Data entries
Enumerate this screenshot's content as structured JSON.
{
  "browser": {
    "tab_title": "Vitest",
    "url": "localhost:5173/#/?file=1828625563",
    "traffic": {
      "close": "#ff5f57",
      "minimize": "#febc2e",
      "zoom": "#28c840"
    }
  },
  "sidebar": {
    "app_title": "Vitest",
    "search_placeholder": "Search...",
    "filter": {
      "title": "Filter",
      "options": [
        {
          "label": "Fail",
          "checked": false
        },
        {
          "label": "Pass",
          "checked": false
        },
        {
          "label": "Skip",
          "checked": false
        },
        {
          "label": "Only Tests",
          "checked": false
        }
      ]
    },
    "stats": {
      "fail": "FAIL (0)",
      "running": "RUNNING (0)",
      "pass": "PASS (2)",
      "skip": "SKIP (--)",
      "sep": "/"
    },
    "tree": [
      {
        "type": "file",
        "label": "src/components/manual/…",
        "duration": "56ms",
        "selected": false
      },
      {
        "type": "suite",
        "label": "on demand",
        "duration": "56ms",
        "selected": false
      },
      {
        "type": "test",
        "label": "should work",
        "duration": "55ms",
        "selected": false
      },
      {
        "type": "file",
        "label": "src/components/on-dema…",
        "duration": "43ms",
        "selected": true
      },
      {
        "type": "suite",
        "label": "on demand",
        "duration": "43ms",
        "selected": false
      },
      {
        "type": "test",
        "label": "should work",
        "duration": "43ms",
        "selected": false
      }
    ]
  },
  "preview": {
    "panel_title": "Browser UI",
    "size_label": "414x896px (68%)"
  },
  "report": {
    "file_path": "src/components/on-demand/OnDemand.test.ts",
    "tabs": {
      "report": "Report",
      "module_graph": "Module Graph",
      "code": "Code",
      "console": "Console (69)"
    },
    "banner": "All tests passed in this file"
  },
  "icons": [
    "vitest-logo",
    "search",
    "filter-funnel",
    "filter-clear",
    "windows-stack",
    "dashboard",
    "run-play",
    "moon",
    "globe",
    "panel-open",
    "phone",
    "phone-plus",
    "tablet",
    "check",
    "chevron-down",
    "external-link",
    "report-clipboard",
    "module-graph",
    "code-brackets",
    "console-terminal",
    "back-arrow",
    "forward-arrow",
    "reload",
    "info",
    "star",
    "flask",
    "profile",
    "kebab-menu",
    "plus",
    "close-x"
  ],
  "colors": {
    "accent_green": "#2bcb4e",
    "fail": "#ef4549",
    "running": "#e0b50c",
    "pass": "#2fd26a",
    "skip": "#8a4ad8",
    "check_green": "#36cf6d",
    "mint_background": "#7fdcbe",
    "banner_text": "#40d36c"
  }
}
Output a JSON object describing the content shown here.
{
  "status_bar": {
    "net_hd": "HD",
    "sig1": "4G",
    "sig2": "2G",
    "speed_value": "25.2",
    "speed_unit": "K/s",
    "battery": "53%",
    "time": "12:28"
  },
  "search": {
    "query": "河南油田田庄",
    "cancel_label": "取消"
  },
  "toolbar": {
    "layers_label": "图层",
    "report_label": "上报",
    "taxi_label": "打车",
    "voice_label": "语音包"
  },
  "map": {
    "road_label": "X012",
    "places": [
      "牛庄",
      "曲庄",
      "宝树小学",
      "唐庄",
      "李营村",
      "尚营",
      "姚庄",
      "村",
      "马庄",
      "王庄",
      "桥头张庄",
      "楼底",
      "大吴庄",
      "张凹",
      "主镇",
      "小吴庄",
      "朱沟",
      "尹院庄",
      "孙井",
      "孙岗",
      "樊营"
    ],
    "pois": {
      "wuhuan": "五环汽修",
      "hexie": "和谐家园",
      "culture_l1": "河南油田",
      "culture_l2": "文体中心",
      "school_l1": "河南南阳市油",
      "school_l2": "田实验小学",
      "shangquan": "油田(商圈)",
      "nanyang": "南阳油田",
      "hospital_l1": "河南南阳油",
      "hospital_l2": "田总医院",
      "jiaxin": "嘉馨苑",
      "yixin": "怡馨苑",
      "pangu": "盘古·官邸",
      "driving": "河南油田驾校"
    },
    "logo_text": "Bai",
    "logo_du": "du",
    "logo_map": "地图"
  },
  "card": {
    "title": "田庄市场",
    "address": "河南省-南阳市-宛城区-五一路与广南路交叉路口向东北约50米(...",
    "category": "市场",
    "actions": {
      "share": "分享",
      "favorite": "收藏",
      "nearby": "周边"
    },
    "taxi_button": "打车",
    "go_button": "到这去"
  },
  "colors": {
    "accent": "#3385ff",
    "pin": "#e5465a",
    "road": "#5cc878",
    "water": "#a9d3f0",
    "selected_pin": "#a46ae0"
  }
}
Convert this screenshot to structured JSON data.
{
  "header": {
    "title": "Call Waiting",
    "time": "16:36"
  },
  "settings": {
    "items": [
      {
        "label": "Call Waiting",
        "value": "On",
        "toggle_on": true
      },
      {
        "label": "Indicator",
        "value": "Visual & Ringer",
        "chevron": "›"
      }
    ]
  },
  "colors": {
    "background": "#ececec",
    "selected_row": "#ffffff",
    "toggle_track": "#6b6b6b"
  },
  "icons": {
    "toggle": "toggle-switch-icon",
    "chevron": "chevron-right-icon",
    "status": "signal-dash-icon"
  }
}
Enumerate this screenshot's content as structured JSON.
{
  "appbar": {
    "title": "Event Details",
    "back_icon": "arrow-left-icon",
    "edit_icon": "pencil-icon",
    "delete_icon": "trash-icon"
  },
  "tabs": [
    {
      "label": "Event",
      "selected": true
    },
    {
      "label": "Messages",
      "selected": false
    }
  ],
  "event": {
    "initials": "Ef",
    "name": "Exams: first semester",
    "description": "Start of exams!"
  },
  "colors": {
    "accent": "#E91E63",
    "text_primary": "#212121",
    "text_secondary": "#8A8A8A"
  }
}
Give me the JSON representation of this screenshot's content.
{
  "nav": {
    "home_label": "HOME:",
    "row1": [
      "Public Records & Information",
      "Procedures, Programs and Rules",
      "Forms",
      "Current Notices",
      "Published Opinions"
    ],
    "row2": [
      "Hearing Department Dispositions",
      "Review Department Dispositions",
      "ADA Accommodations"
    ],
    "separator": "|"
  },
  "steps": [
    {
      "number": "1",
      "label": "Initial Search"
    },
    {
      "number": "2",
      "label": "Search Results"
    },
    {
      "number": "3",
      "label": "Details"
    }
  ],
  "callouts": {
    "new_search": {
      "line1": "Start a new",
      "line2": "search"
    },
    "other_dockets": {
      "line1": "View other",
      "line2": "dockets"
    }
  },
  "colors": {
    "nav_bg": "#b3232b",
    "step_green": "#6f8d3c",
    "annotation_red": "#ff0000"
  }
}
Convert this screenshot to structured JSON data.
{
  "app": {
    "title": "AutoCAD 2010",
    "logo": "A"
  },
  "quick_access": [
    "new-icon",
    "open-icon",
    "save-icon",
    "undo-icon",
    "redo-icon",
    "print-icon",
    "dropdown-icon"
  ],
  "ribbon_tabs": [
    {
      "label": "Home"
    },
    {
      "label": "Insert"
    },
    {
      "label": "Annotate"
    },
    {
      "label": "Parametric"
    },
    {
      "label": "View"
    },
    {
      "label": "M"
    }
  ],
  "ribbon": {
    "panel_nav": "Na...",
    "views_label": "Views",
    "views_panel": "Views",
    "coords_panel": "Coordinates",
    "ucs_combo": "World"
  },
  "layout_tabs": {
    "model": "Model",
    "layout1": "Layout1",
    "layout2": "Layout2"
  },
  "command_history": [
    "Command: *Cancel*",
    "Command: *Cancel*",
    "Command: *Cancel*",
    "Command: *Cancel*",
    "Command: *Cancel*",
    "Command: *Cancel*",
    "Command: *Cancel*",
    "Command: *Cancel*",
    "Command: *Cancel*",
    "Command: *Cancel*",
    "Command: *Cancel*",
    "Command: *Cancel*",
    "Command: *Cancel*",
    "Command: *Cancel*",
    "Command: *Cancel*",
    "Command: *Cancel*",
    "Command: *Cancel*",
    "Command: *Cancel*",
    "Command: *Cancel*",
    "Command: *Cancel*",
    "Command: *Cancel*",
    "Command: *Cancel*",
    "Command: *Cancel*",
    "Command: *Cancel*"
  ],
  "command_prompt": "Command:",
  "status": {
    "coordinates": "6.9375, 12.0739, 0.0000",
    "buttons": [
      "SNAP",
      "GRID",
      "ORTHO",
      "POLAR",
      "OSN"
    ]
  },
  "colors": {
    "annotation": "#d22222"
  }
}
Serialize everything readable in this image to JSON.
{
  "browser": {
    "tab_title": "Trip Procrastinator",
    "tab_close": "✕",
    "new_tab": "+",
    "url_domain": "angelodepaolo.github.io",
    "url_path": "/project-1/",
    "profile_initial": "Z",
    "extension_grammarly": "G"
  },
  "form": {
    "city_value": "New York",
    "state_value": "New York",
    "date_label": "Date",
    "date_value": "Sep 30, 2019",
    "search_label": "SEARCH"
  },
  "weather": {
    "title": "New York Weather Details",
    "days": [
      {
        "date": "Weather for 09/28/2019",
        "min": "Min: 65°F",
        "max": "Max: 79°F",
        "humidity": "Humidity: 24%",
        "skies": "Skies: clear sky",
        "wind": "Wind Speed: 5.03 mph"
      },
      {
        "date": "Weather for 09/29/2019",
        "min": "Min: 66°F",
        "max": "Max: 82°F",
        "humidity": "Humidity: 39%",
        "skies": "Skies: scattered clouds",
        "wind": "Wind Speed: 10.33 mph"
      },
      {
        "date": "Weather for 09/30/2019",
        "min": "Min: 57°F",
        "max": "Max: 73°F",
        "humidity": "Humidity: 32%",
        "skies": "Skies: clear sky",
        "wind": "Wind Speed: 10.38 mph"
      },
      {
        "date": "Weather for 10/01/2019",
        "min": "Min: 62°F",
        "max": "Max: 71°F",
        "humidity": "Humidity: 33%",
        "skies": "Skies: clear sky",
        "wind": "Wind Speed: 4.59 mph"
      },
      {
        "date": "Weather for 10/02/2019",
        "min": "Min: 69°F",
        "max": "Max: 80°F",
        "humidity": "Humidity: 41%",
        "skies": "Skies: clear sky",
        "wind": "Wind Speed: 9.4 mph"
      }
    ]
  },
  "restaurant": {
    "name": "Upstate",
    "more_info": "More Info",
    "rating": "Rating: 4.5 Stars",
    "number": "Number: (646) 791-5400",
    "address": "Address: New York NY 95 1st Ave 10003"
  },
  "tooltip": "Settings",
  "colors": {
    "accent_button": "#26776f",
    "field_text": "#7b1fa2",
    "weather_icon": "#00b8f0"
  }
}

Given request:
Your answer should be only a number: how many lines of the data above contain the string "Waiting"?

Solution below:
2